-- begin Given records --
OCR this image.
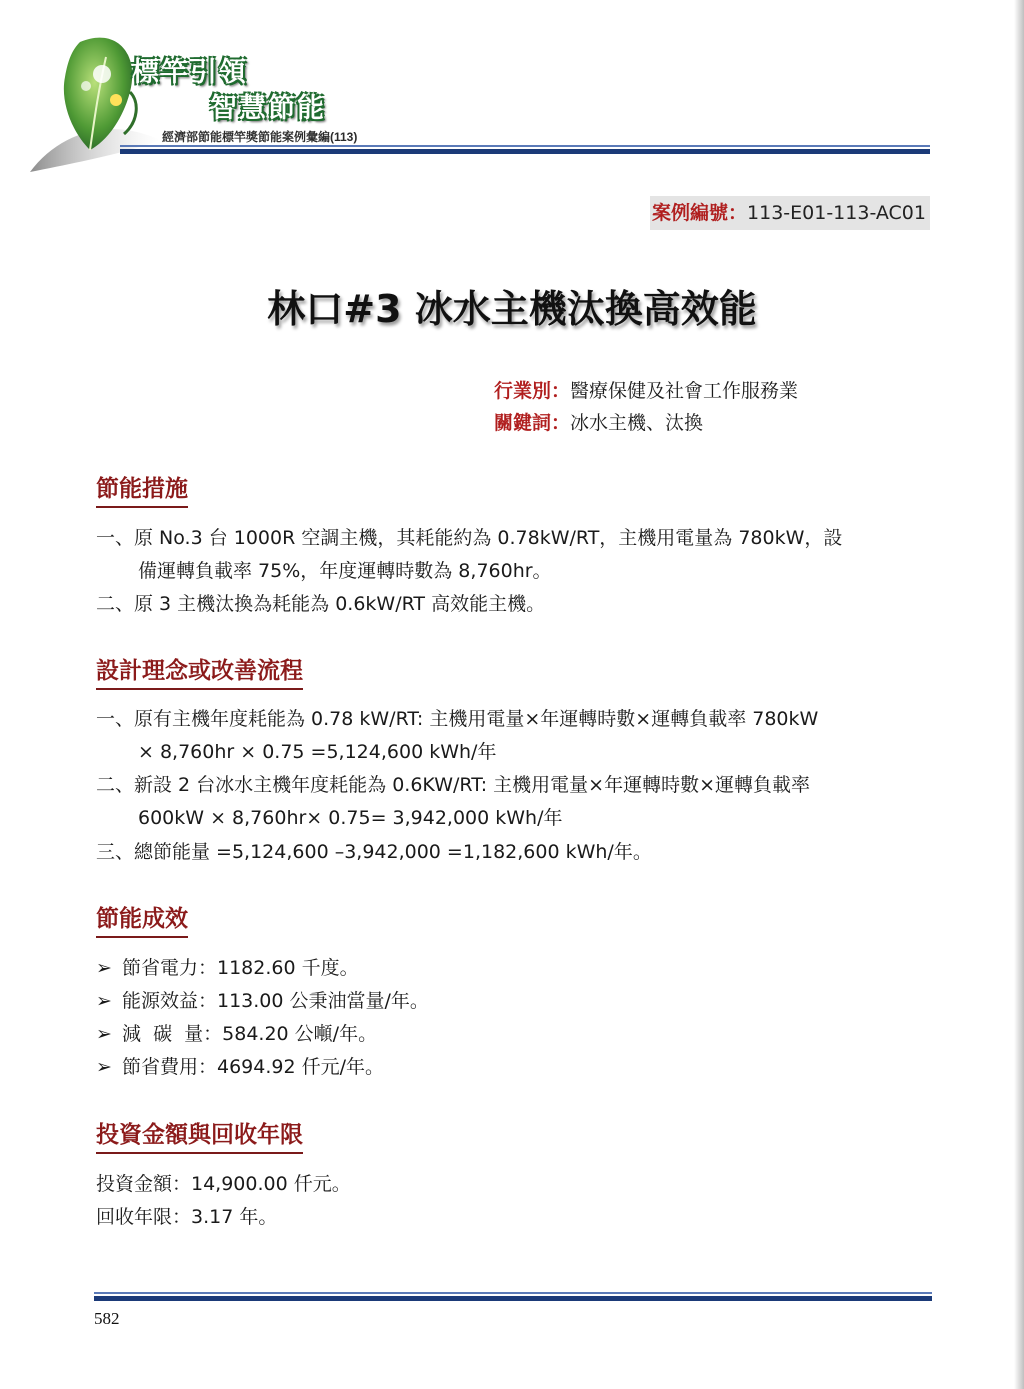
標竿引領
智慧節能
經濟部節能標竿獎節能案例彙編(113)
案例編號：113-E01-113-AC01
林口#3 冰水主機汰換高效能
行業別：醫療保健及社會工作服務業
關鍵詞：冰水主機、汰換
節能措施
一、原 No.3 台 1000R 空調主機，其耗能約為 0.78kW/RT，主機用電量為 780kW，設
備運轉負載率 75%，年度運轉時數為 8,760hr。
二、原 3 主機汰換為耗能為 0.6kW/RT 高效能主機。
設計理念或改善流程
一、原有主機年度耗能為 0.78 kW/RT: 主機用電量×年運轉時數×運轉負載率 780kW
× 8,760hr × 0.75 =5,124,600 kWh/年
二、新設 2 台冰水主機年度耗能為 0.6KW/RT: 主機用電量×年運轉時數×運轉負載率
600kW × 8,760hr× 0.75= 3,942,000 kWh/年
三、總節能量 =5,124,600 –3,942,000 =1,182,600 kWh/年。
節能成效
➢ 節省電力：1182.60 千度。
➢ 能源效益：113.00 公秉油當量/年。
➢ 減  碳  量：584.20 公噸/年。
➢ 節省費用：4694.92 仟元/年。
投資金額與回收年限
投資金額：14,900.00 仟元。
回收年限：3.17 年。
582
-- end Given records --
Short exercise:
Pick out all lines containing the string "年運轉時數".

Task result:
一、原有主機年度耗能為 0.78 kW/RT: 主機用電量×年運轉時數×運轉負載率 780kW
二、新設 2 台冰水主機年度耗能為 0.6KW/RT: 主機用電量×年運轉時數×運轉負載率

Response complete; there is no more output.